## What you should do
Pictures do not belong in the copy, so please give every entry below again exactly.
##### The data #####
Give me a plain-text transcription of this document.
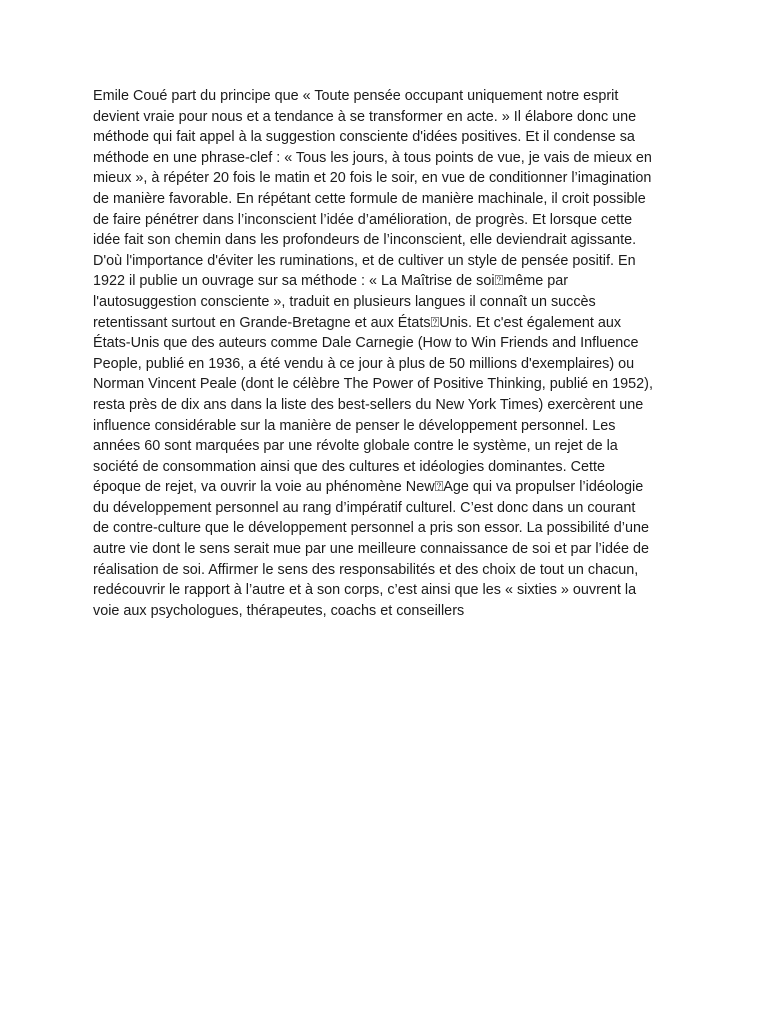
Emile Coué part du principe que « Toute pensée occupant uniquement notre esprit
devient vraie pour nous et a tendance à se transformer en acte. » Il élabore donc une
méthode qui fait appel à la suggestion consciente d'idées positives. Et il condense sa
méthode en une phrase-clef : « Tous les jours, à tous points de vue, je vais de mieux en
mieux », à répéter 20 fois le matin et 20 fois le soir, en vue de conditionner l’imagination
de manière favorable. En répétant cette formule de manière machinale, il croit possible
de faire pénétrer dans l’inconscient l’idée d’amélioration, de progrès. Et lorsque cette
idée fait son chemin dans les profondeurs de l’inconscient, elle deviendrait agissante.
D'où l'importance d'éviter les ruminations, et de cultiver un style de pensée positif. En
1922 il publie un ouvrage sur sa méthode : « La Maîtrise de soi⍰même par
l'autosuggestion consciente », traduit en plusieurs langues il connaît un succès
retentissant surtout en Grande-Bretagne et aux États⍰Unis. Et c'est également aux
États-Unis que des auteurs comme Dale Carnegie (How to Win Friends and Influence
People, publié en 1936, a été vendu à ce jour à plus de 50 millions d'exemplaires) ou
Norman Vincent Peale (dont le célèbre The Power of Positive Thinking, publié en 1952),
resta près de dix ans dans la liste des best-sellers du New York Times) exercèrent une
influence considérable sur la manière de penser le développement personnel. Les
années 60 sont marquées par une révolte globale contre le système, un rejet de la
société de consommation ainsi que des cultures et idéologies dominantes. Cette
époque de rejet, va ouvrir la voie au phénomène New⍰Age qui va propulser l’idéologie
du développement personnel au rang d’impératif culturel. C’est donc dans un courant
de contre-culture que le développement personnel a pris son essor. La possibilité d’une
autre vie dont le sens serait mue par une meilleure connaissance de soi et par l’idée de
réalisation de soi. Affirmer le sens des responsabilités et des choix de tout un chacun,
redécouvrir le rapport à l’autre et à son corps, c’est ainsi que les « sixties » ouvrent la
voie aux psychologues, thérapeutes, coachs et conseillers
#####
## The reply
Give me a plain-text transcription of this document.
Emile Coué part du principe que « Toute pensée occupant uniquement notre esprit
devient vraie pour nous et a tendance à se transformer en acte. » Il élabore donc une
méthode qui fait appel à la suggestion consciente d'idées positives. Et il condense sa
méthode en une phrase-clef : « Tous les jours, à tous points de vue, je vais de mieux en
mieux », à répéter 20 fois le matin et 20 fois le soir, en vue de conditionner l’imagination
de manière favorable. En répétant cette formule de manière machinale, il croit possible
de faire pénétrer dans l’inconscient l’idée d’amélioration, de progrès. Et lorsque cette
idée fait son chemin dans les profondeurs de l’inconscient, elle deviendrait agissante.
D'où l'importance d'éviter les ruminations, et de cultiver un style de pensée positif. En
1922 il publie un ouvrage sur sa méthode : « La Maîtrise de soi⍰même par
l'autosuggestion consciente », traduit en plusieurs langues il connaît un succès
retentissant surtout en Grande-Bretagne et aux États⍰Unis. Et c'est également aux
États-Unis que des auteurs comme Dale Carnegie (How to Win Friends and Influence
People, publié en 1936, a été vendu à ce jour à plus de 50 millions d'exemplaires) ou
Norman Vincent Peale (dont le célèbre The Power of Positive Thinking, publié en 1952),
resta près de dix ans dans la liste des best-sellers du New York Times) exercèrent une
influence considérable sur la manière de penser le développement personnel. Les
années 60 sont marquées par une révolte globale contre le système, un rejet de la
société de consommation ainsi que des cultures et idéologies dominantes. Cette
époque de rejet, va ouvrir la voie au phénomène New⍰Age qui va propulser l’idéologie
du développement personnel au rang d’impératif culturel. C’est donc dans un courant
de contre-culture que le développement personnel a pris son essor. La possibilité d’une
autre vie dont le sens serait mue par une meilleure connaissance de soi et par l’idée de
réalisation de soi. Affirmer le sens des responsabilités et des choix de tout un chacun,
redécouvrir le rapport à l’autre et à son corps, c’est ainsi que les « sixties » ouvrent la
voie aux psychologues, thérapeutes, coachs et conseillers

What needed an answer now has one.